DATA:
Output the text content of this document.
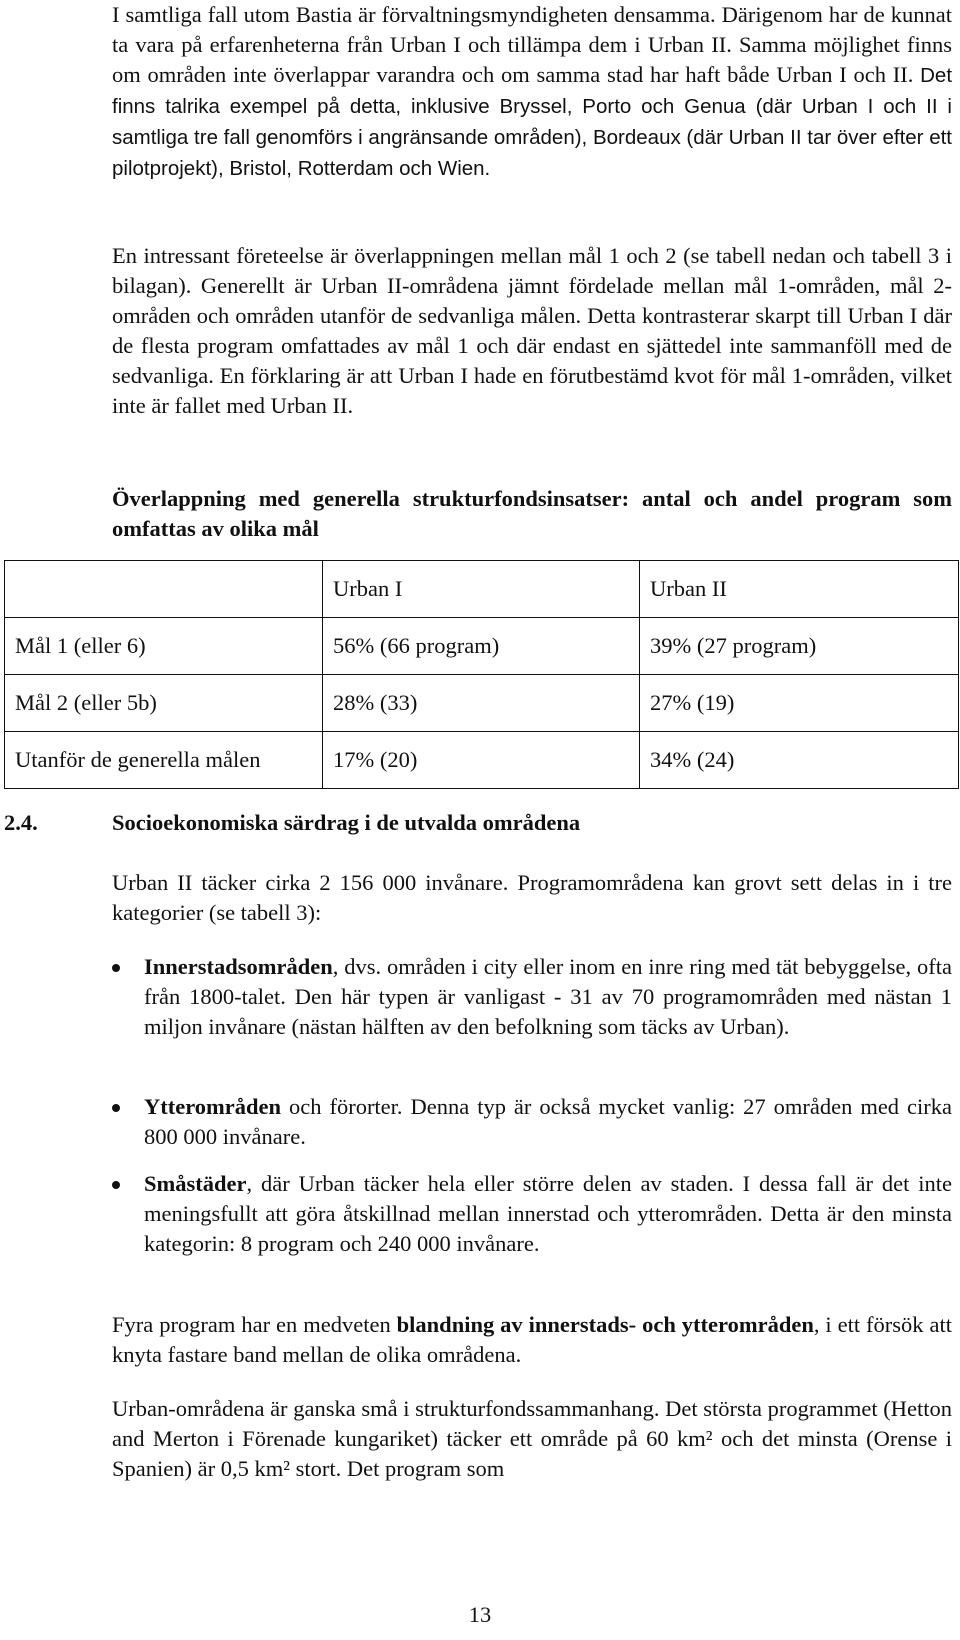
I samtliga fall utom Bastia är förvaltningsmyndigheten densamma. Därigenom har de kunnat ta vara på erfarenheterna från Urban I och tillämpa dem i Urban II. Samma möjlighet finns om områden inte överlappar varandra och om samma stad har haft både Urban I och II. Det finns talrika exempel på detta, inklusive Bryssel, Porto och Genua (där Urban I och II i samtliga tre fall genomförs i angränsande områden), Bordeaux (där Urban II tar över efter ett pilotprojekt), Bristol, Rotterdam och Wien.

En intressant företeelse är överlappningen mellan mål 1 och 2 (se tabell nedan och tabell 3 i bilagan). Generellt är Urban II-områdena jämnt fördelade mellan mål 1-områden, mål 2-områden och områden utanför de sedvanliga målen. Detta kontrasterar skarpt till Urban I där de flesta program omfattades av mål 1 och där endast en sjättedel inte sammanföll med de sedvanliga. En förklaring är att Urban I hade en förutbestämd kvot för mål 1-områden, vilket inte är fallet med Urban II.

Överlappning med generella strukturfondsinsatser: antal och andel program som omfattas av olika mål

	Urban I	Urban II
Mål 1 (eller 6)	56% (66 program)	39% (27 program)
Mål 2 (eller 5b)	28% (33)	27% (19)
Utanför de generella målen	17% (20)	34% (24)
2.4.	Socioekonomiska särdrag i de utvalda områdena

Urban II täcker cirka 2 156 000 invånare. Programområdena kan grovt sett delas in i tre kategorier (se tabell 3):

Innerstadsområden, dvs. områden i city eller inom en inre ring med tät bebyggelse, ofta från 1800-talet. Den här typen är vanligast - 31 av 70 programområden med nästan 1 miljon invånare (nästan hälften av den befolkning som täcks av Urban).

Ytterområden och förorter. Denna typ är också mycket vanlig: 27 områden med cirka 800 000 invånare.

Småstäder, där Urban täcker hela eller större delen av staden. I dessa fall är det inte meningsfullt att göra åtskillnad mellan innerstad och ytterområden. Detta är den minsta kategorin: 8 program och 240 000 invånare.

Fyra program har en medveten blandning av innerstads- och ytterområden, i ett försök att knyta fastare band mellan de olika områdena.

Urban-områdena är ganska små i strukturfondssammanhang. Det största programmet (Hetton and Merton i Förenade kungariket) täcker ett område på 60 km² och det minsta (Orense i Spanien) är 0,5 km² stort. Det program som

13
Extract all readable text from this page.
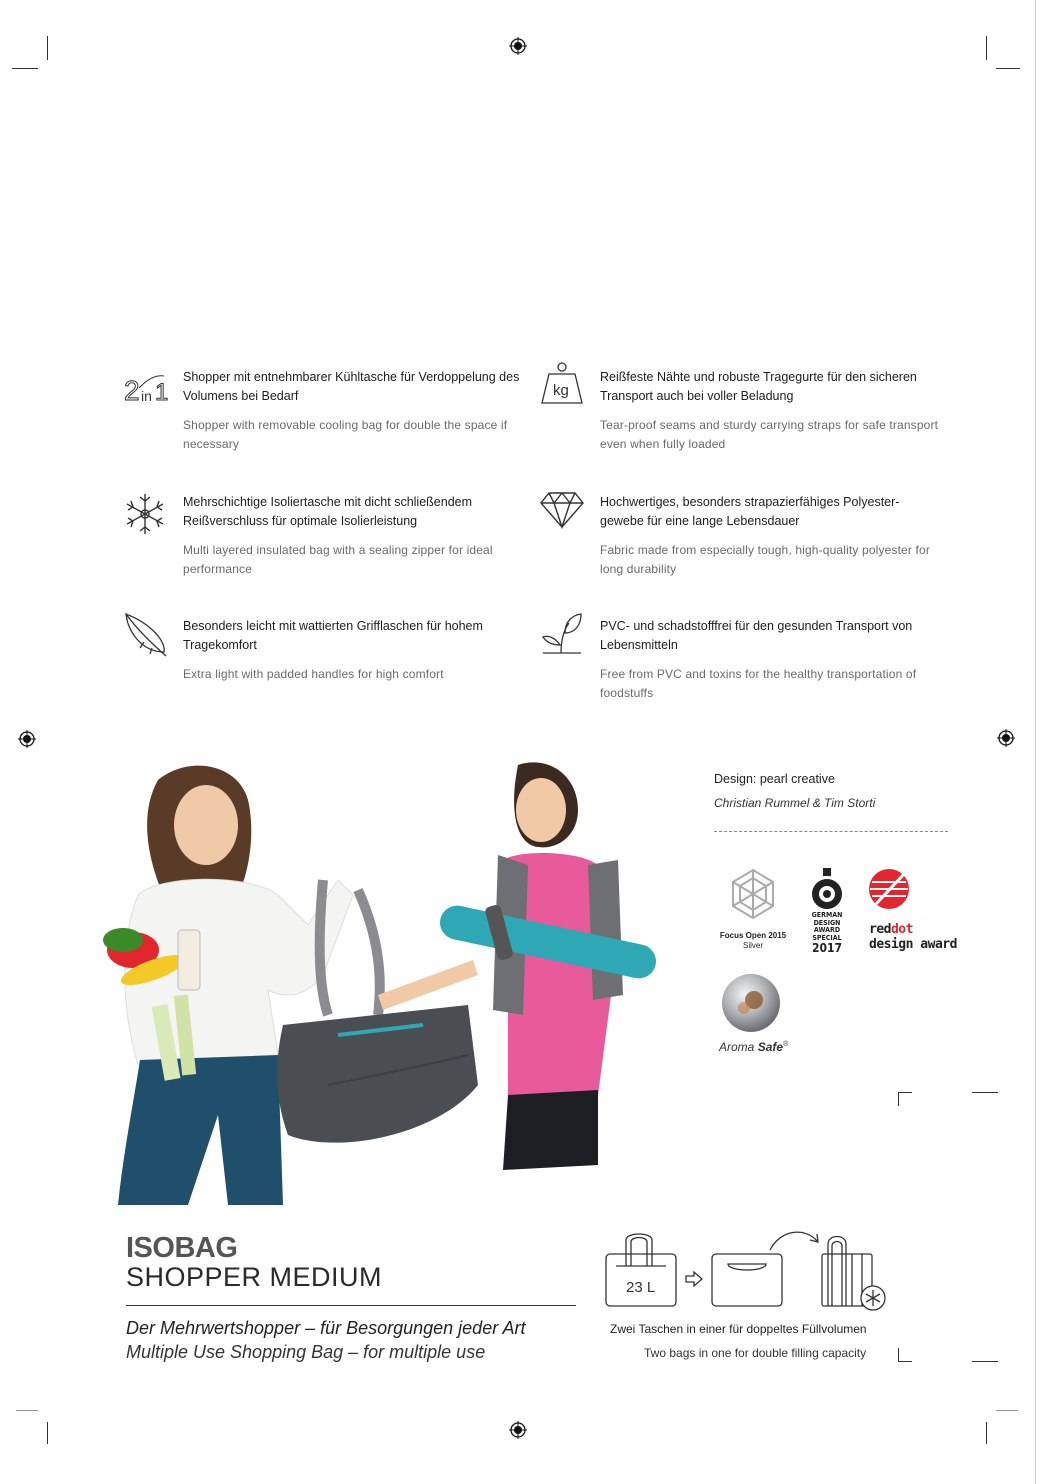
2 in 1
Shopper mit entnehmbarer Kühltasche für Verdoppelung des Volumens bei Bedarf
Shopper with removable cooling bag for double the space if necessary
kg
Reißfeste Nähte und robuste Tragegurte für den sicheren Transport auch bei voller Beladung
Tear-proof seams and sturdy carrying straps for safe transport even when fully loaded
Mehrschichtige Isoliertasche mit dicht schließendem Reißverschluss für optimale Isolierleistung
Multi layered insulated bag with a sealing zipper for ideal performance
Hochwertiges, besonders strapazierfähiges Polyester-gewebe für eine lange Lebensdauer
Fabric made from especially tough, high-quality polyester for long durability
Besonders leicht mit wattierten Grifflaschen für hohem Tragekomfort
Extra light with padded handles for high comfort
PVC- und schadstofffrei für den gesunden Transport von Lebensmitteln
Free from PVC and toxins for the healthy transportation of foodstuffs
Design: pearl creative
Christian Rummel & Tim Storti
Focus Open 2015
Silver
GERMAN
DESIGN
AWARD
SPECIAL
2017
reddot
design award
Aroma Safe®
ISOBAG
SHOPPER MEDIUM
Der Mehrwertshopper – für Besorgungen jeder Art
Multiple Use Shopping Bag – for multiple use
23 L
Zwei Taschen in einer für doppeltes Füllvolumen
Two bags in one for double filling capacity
--
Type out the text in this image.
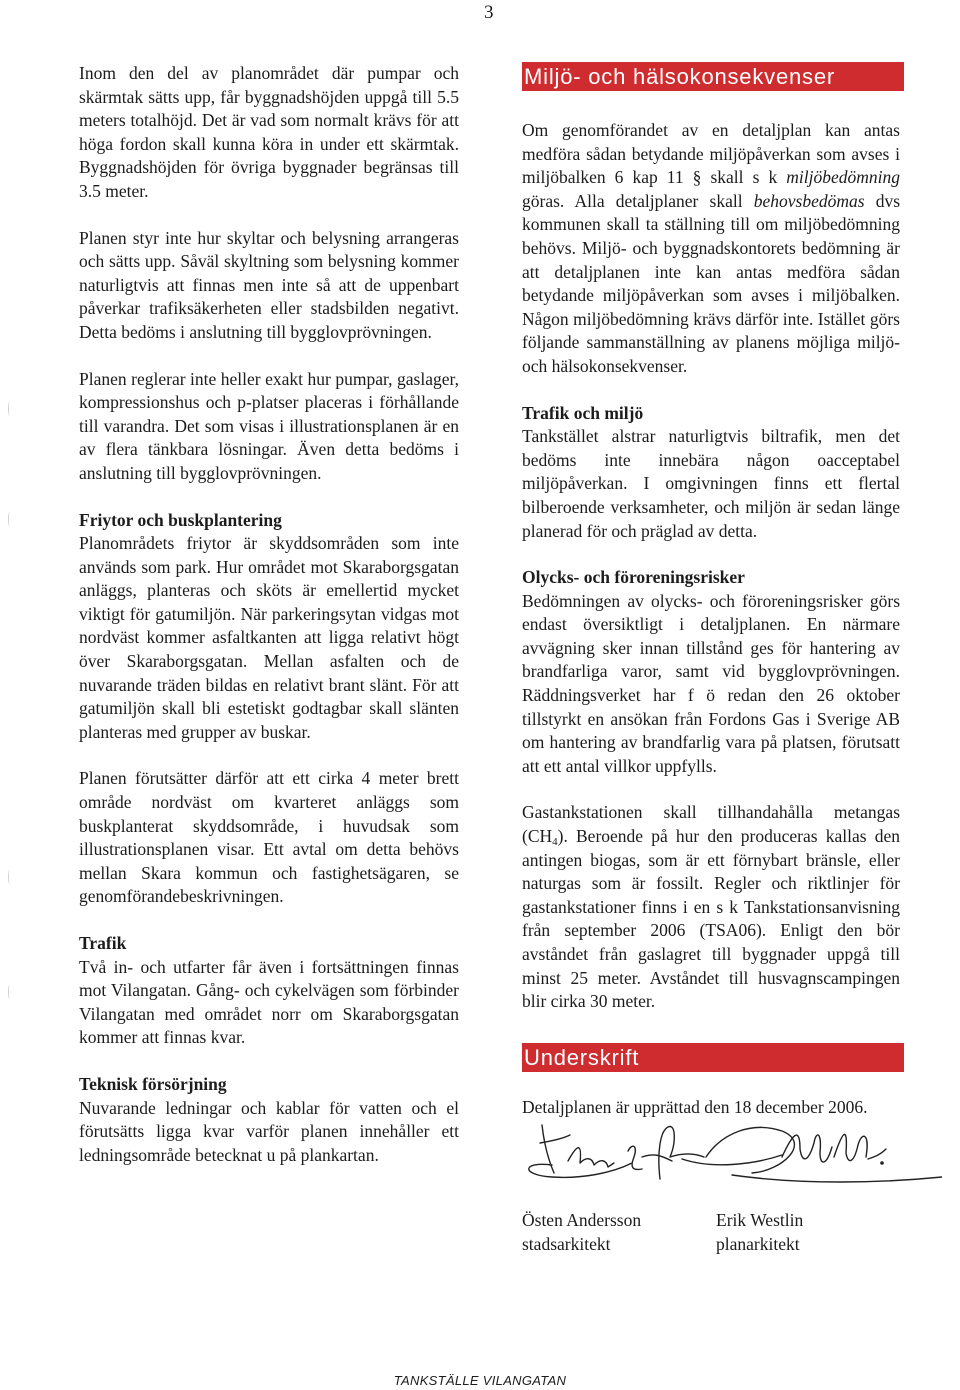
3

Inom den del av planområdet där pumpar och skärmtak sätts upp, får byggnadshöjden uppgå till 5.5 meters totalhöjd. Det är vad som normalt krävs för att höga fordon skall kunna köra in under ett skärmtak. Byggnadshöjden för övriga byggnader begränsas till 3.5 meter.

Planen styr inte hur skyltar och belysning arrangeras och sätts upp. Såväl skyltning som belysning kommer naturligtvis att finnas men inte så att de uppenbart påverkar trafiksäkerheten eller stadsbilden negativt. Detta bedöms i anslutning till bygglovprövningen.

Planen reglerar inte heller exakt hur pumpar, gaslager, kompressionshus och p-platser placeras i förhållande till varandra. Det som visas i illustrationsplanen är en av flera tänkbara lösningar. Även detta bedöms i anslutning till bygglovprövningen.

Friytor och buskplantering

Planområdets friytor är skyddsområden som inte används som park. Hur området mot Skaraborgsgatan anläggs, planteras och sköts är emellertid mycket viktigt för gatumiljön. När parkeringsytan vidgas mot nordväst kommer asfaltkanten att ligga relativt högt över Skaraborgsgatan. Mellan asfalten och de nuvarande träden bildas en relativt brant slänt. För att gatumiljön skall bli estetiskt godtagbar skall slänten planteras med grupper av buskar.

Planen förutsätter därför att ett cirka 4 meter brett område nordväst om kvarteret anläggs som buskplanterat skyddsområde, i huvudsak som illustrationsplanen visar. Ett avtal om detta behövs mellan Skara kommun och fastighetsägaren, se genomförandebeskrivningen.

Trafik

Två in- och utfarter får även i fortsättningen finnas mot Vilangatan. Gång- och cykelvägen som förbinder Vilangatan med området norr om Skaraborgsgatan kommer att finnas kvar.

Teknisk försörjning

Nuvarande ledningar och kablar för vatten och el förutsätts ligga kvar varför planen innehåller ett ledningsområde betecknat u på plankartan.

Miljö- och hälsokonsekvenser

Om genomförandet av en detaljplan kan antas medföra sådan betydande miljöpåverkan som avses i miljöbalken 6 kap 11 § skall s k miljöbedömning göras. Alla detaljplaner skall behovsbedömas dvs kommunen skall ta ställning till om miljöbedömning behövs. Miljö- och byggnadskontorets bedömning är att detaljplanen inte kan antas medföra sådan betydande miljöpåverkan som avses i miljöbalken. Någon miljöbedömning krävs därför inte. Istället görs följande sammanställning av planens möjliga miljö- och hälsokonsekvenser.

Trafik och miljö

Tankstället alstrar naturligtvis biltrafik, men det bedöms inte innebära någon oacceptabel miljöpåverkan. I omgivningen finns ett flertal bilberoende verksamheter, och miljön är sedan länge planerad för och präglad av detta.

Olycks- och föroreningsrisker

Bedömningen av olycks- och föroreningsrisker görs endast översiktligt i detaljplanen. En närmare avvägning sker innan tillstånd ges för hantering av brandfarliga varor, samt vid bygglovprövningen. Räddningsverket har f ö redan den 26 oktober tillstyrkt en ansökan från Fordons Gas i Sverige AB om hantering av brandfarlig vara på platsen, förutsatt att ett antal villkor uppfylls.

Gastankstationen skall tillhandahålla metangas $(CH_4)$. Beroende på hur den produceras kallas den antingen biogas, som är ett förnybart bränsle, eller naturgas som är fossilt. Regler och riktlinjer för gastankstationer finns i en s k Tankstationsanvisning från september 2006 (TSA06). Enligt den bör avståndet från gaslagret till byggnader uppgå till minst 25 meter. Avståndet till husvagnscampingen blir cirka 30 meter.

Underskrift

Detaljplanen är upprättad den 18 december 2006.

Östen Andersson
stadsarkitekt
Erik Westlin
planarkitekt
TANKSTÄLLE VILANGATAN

ABOUT THIS TASK: Look through the records and gather each line with the word "antal".

RESULT OF THE TASK:
Överlappning med generella strukturfondsinsatser: antal och andel program som omfattas av olika mål
Bedömningen av olycks- och föroreningsrisker görs endast översiktligt i detaljplanen. En närmare avvägning sker innan tillstånd ges för hantering av brandfarliga varor, samt vid bygglovprövningen. Räddningsverket har f ö redan den 26 oktober tillstyrkt en ansökan från Fordons Gas i Sverige AB om hantering av brandfarlig vara på platsen, förutsatt att ett antal villkor uppfylls.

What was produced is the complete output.